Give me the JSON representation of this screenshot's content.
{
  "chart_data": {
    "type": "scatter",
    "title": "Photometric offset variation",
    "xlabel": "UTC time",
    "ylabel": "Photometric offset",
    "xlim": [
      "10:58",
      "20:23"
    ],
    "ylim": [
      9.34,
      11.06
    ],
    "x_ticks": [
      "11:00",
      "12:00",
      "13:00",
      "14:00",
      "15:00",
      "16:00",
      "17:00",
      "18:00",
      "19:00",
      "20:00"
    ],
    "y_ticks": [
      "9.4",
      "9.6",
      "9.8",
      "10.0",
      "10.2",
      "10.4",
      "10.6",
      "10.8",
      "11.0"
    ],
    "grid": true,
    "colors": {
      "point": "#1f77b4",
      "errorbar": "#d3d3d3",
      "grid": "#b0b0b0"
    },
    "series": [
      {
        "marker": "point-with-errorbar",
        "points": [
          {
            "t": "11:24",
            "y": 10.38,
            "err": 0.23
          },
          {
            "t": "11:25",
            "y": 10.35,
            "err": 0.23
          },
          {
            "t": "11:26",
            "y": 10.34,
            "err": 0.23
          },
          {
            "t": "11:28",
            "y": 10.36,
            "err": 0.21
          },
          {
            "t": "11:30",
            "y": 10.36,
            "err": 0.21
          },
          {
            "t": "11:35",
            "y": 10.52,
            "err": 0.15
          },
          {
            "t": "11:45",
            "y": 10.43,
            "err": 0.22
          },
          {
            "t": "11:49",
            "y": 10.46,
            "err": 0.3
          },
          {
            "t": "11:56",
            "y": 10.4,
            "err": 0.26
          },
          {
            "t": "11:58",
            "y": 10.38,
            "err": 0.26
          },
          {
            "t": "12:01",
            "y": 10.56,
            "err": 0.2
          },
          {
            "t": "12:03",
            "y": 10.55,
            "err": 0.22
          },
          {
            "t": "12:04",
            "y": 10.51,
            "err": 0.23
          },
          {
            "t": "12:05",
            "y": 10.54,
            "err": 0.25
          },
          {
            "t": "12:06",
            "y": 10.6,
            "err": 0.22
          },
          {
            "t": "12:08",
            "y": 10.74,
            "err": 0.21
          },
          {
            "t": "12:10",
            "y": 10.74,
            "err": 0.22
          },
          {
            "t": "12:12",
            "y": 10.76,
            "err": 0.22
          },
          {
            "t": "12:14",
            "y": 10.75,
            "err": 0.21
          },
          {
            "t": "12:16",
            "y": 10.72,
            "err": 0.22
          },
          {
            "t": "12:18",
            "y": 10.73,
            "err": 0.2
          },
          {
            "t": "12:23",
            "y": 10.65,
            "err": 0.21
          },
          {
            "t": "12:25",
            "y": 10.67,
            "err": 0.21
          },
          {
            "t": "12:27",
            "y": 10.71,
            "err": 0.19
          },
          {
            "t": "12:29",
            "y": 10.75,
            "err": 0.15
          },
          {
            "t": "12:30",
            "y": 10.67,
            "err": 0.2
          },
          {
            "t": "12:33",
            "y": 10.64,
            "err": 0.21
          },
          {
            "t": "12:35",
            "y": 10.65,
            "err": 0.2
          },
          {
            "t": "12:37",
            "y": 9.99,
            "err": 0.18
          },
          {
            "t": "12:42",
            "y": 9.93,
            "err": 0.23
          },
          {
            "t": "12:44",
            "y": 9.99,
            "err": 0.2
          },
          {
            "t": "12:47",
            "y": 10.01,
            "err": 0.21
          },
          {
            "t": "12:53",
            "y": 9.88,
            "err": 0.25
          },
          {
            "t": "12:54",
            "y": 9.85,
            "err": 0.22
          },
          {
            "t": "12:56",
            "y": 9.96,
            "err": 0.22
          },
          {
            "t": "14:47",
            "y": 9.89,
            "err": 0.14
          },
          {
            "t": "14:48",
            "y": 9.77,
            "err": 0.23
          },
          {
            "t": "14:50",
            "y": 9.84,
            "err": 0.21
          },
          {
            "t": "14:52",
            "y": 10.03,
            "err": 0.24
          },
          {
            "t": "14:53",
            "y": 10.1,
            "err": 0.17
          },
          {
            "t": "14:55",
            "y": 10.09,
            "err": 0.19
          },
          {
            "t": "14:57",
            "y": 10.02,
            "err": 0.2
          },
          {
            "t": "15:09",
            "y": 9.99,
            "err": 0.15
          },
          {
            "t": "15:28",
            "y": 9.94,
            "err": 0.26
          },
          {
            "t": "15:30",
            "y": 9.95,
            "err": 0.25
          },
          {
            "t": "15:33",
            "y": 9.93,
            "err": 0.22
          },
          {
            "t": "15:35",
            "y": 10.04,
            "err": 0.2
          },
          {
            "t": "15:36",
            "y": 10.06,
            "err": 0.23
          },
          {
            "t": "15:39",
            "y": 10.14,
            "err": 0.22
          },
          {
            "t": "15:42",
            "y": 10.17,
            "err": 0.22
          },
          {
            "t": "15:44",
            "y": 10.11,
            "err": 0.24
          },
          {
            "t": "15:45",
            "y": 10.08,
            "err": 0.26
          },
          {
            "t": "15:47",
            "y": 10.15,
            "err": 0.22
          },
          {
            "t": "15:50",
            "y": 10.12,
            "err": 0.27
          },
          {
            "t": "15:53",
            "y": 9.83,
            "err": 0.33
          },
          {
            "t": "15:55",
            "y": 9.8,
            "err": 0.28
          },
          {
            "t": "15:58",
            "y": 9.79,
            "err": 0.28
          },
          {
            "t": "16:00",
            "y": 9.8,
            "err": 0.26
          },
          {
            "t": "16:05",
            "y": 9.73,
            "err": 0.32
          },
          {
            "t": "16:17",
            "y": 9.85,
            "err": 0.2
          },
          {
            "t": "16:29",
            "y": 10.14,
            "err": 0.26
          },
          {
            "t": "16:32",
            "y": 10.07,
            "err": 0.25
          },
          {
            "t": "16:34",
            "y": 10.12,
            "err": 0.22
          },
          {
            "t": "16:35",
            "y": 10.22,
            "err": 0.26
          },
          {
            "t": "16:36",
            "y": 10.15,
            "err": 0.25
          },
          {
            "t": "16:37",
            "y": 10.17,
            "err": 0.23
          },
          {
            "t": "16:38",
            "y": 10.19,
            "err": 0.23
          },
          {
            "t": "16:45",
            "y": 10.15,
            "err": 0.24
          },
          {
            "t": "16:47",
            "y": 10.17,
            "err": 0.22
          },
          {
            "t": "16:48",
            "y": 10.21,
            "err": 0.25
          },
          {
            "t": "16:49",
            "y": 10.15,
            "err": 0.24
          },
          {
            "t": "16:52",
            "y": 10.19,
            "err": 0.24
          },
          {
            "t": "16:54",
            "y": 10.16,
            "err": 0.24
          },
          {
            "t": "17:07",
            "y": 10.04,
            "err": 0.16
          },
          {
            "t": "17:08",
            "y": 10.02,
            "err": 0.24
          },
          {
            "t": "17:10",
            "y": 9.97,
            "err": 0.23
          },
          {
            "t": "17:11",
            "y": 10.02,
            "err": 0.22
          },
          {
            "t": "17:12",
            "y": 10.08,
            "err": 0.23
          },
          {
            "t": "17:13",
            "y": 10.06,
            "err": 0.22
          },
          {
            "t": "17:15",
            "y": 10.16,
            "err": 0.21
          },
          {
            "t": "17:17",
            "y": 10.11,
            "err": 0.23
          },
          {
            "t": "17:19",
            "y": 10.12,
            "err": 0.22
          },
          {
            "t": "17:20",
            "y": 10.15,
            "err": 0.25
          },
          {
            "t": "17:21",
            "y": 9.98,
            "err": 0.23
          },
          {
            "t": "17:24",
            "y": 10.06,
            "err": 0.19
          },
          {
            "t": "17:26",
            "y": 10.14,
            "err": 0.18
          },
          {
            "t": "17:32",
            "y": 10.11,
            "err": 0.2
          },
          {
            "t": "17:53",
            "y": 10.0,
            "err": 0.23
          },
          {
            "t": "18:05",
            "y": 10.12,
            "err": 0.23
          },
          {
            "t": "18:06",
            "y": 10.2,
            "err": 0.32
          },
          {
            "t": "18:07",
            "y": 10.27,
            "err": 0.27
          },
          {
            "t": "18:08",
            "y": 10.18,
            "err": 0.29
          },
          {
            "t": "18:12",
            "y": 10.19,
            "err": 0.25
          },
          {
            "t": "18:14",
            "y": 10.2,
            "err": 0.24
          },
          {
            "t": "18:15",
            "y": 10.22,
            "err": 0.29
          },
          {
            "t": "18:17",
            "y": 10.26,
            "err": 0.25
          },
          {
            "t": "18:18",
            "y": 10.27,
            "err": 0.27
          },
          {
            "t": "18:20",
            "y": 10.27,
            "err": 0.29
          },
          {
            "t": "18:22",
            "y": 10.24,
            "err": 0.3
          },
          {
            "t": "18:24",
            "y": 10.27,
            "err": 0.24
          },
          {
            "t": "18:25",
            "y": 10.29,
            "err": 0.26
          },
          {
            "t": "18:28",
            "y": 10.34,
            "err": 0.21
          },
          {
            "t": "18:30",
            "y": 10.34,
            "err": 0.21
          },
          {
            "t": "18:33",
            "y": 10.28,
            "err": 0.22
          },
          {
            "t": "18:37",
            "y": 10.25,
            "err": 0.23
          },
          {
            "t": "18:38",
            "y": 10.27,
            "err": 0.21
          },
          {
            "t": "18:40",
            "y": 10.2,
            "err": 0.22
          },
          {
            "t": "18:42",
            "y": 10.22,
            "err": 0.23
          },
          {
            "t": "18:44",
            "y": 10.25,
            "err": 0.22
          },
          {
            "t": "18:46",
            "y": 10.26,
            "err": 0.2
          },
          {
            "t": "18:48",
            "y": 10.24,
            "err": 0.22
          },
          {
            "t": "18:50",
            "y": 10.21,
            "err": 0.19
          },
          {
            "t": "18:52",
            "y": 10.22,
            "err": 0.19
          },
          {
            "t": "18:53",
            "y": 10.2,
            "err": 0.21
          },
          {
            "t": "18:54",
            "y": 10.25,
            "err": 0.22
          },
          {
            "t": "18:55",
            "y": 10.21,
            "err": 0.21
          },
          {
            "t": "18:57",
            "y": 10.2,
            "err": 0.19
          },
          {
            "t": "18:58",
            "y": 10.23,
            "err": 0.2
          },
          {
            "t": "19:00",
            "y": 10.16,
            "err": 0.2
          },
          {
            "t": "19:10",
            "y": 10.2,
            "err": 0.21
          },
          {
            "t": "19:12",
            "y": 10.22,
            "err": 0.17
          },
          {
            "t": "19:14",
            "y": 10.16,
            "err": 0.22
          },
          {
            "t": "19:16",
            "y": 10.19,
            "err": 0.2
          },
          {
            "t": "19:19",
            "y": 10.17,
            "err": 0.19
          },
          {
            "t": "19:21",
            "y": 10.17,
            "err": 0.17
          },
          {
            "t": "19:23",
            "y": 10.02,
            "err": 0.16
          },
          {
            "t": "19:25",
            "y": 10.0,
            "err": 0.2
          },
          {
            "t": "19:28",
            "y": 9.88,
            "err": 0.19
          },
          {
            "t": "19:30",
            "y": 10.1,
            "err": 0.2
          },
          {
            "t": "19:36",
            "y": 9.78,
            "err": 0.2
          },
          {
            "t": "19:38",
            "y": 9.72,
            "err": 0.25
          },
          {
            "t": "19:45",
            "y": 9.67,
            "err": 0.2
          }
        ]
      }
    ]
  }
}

:::

• _TASK PROMPT_
Select every line above that contains the word "Photometric", and copy it.

• _REPLY TO THE EXERCISE_
    "title": "Photometric offset variation",
    "ylabel": "Photometric offset",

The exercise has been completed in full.